TASK INPUTS:

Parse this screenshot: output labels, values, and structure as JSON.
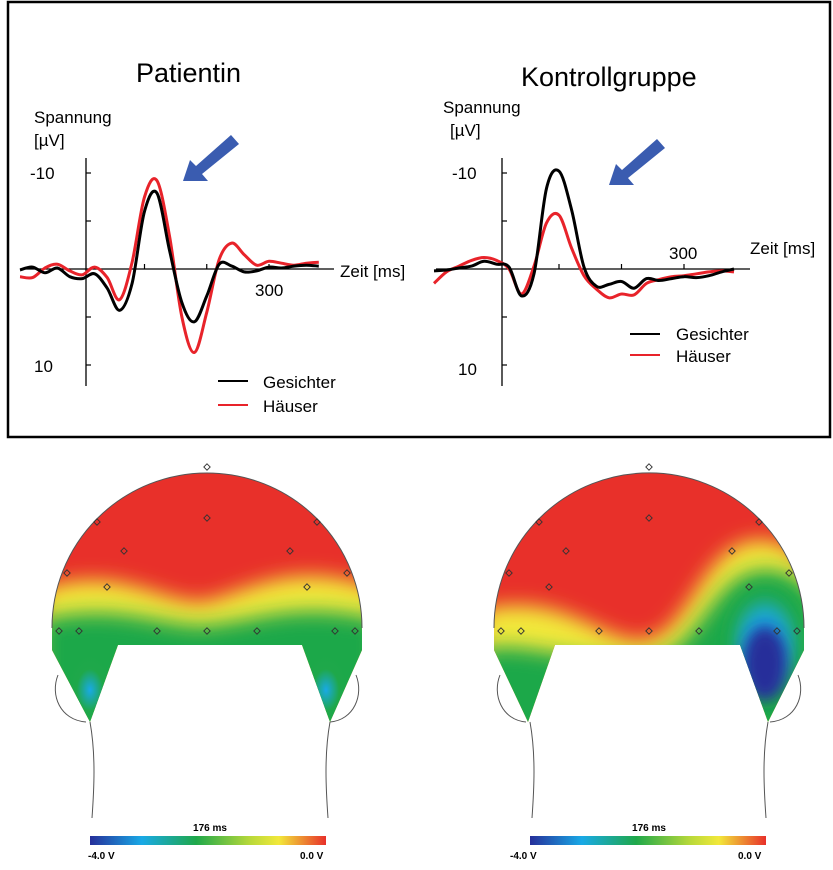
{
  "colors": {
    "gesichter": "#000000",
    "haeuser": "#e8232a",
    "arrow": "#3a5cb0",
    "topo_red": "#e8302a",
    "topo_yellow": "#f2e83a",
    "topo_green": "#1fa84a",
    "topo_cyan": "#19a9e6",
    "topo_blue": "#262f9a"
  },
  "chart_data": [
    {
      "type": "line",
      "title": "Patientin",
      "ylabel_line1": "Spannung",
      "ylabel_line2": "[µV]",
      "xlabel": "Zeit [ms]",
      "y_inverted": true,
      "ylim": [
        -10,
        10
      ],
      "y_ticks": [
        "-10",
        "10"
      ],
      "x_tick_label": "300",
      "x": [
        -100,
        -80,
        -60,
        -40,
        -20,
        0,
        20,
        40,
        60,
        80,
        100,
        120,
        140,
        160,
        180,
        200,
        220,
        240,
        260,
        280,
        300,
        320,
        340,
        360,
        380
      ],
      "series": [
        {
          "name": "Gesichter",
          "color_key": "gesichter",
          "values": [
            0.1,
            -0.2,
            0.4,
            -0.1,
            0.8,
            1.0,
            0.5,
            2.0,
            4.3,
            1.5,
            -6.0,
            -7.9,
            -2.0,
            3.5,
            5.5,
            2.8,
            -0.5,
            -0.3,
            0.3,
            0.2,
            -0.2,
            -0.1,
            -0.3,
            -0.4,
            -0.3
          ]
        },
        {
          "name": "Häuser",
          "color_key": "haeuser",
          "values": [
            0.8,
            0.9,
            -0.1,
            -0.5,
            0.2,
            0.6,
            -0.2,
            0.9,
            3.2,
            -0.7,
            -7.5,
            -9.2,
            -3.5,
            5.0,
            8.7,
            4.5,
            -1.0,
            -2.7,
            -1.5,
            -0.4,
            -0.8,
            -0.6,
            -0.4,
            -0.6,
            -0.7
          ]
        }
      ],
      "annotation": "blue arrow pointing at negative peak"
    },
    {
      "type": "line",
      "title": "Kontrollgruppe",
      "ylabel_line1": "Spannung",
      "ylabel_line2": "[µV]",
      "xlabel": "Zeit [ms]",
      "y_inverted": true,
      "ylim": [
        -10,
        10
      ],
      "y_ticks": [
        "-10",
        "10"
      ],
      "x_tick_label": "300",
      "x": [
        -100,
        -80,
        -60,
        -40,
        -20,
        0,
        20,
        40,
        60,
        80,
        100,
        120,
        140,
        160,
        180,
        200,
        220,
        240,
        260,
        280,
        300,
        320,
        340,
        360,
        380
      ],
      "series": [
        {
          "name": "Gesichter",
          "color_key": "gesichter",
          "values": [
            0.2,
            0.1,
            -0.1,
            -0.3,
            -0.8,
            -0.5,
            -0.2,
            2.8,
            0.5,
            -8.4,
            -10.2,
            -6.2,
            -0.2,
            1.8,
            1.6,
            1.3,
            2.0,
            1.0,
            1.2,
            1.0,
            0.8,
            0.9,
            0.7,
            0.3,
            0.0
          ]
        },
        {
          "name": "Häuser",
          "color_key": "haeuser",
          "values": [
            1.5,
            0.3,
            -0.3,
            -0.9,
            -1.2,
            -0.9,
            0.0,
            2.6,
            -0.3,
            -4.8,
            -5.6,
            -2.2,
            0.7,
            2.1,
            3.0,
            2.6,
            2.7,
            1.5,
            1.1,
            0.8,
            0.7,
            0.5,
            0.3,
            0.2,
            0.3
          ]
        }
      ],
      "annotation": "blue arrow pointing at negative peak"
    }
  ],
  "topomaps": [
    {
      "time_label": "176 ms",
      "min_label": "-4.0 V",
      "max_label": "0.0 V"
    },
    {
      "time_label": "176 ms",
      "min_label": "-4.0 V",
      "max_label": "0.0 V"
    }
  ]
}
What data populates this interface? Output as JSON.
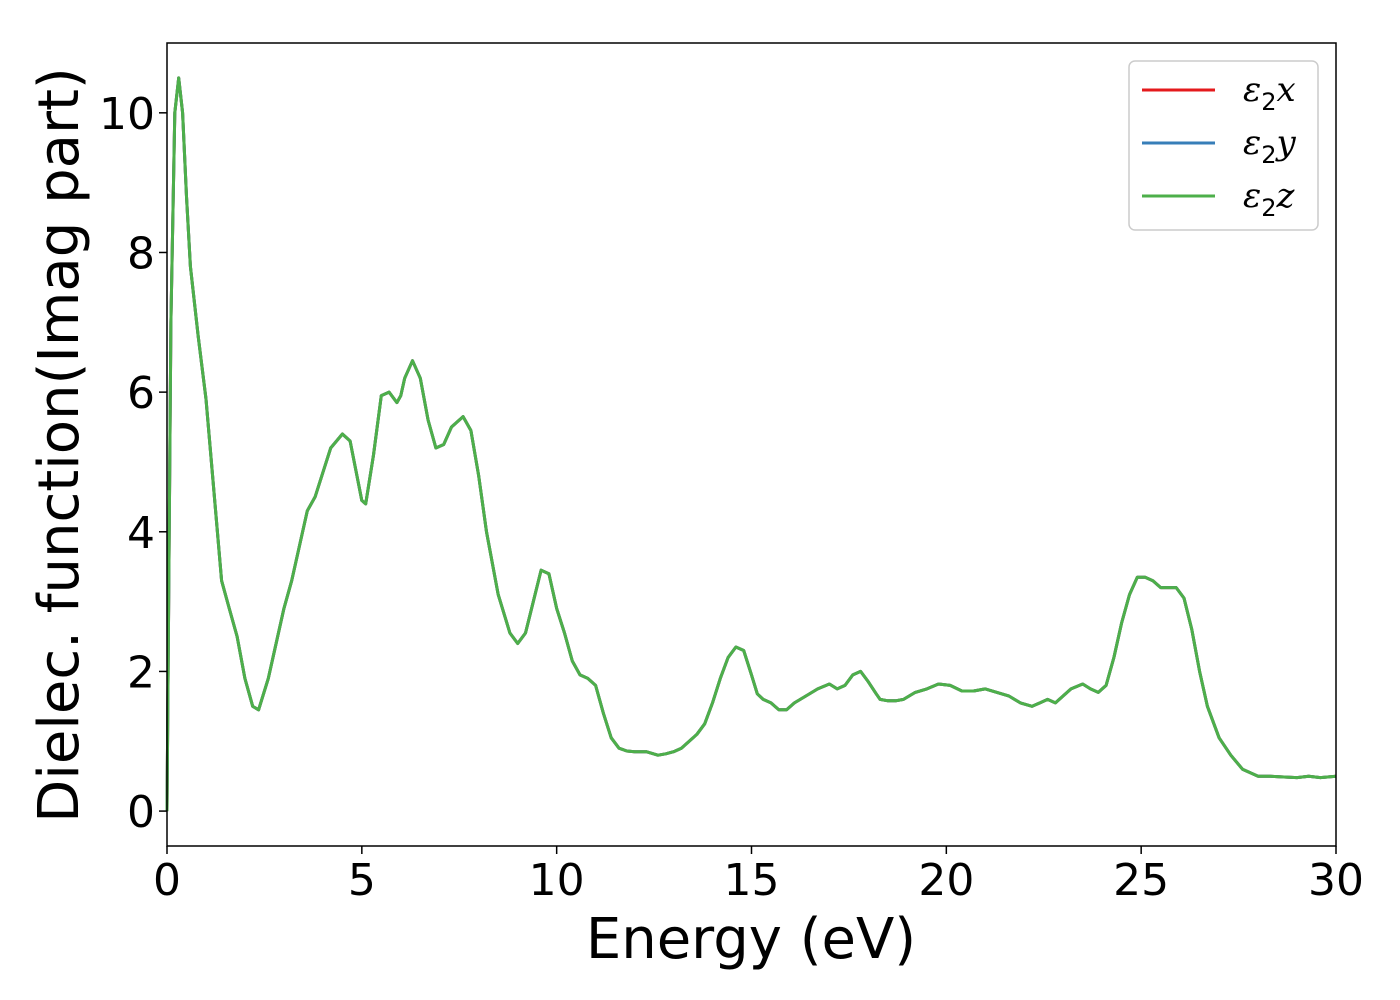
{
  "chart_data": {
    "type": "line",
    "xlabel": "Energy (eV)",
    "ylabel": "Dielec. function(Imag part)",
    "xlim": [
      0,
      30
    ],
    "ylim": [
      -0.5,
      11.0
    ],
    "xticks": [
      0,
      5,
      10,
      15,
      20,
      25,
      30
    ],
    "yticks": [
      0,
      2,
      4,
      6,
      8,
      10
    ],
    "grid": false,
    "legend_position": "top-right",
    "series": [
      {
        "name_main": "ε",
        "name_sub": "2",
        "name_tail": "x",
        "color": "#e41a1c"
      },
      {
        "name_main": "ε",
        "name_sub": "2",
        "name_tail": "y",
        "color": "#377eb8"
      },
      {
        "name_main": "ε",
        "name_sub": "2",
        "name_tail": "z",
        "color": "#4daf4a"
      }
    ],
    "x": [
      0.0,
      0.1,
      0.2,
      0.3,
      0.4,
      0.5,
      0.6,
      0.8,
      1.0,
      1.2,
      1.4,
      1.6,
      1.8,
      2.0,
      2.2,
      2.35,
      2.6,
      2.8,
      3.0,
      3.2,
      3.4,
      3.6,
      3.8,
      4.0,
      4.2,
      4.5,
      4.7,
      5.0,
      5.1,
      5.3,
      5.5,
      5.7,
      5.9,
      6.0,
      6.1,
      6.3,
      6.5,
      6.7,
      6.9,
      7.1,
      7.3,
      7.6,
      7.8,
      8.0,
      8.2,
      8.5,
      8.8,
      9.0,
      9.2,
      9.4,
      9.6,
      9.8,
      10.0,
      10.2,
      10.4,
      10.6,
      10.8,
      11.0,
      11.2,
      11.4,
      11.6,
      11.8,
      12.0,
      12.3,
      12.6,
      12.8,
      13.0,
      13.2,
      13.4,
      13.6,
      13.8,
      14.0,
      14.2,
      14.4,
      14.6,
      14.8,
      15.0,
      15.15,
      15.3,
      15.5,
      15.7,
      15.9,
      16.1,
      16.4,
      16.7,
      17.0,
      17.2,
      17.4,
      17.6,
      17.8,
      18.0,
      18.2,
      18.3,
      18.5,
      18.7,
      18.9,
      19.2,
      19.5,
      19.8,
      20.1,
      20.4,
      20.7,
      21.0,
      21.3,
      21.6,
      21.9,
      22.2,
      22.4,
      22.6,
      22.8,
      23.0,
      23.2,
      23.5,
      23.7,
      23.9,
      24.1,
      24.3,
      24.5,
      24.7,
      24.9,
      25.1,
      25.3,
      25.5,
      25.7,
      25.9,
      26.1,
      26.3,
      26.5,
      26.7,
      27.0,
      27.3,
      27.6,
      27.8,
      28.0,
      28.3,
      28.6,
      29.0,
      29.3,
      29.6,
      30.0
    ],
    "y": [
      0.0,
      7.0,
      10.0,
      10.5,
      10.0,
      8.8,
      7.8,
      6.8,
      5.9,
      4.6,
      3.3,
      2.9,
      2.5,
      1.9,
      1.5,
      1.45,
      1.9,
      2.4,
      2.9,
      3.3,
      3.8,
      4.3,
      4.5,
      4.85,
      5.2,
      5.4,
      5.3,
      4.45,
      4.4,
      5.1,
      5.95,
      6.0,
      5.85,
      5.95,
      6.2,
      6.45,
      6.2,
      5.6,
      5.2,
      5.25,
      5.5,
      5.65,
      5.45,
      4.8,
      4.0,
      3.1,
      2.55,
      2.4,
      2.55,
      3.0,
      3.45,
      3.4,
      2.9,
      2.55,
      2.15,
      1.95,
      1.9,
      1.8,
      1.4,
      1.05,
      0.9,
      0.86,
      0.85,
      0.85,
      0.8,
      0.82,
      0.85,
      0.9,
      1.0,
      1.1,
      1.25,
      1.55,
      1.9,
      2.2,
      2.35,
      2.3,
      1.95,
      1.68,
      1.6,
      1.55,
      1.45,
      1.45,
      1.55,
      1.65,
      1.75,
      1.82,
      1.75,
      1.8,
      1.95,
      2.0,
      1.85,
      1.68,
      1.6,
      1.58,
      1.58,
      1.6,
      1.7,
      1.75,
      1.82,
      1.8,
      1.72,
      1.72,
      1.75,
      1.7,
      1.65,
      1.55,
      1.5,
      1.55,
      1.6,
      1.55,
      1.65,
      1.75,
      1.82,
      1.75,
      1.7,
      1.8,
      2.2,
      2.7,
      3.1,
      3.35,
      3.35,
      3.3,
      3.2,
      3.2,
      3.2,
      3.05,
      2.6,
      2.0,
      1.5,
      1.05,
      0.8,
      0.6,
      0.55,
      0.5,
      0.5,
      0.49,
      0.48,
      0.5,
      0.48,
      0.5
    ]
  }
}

GIVEN TASK:
Extract, from the material above, each line holding the word "title".

PROBLEM SOLUTION:
      "title": "Patientin",
      "title": "Kontrollgruppe",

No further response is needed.